WHAT IS EXPECTED:
Each line holding the string "myös" is to be copied from the data.

RECORDS FOR THIS TASK:

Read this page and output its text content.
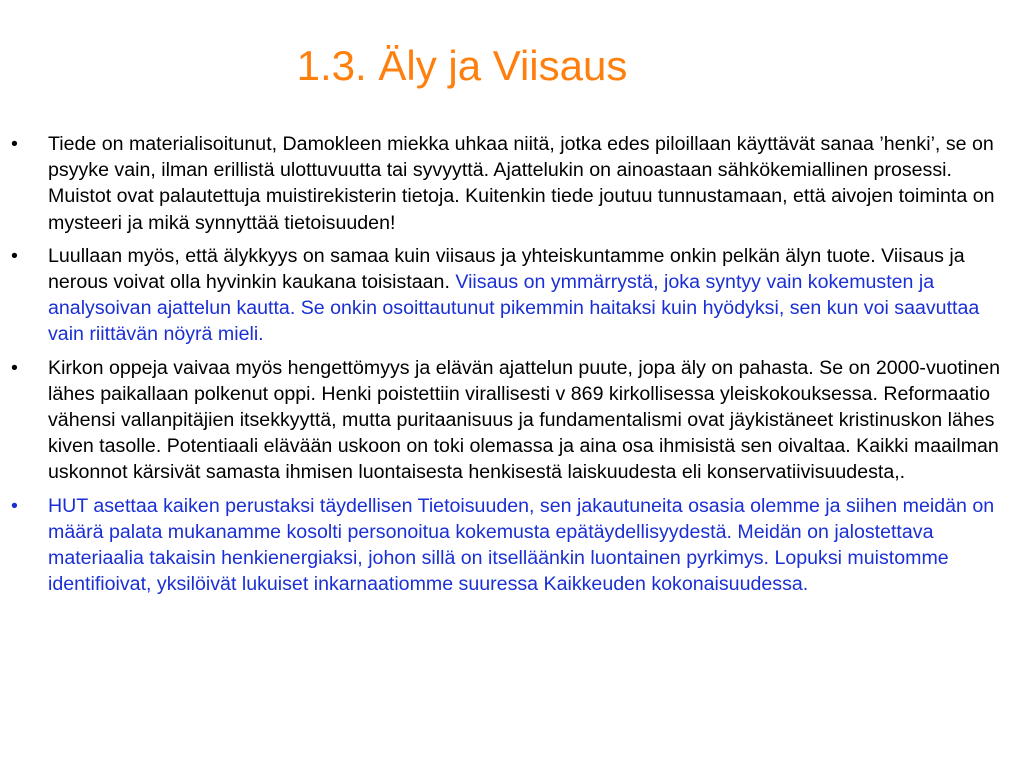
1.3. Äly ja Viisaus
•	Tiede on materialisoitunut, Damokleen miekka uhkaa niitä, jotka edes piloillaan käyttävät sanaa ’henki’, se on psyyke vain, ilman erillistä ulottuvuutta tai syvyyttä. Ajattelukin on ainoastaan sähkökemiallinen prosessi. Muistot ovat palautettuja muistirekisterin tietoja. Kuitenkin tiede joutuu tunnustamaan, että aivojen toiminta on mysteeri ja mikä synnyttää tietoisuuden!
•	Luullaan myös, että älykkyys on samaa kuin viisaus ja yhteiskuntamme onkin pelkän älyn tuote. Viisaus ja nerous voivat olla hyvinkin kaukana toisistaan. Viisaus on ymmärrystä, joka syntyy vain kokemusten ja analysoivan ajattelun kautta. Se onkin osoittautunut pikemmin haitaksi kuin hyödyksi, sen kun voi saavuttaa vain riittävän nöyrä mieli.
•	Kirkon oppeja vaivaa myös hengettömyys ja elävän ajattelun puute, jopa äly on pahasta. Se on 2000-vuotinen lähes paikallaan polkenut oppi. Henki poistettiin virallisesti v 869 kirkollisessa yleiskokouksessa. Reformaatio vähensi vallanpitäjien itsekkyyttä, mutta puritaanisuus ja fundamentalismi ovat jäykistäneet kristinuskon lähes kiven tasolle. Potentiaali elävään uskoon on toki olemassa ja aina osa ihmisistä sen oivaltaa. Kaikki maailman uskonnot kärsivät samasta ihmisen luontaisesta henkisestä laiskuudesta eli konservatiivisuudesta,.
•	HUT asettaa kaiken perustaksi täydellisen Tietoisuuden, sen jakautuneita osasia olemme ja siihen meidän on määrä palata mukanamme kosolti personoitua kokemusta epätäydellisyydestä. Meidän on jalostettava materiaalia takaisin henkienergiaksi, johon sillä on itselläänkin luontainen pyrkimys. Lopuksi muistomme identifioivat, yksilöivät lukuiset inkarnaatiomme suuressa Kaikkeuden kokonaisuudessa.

RESULT OF THIS TASK:
•	Luullaan myös, että älykkyys on samaa kuin viisaus ja yhteiskuntamme onkin pelkän älyn tuote. Viisaus ja nerous voivat olla hyvinkin kaukana toisistaan. Viisaus on ymmärrystä, joka syntyy vain kokemusten ja analysoivan ajattelun kautta. Se onkin osoittautunut pikemmin haitaksi kuin hyödyksi, sen kun voi saavuttaa vain riittävän nöyrä mieli.
•	Kirkon oppeja vaivaa myös hengettömyys ja elävän ajattelun puute, jopa äly on pahasta. Se on 2000-vuotinen lähes paikallaan polkenut oppi. Henki poistettiin virallisesti v 869 kirkollisessa yleiskokouksessa. Reformaatio vähensi vallanpitäjien itsekkyyttä, mutta puritaanisuus ja fundamentalismi ovat jäykistäneet kristinuskon lähes kiven tasolle. Potentiaali elävään uskoon on toki olemassa ja aina osa ihmisistä sen oivaltaa. Kaikki maailman uskonnot kärsivät samasta ihmisen luontaisesta henkisestä laiskuudesta eli konservatiivisuudesta,.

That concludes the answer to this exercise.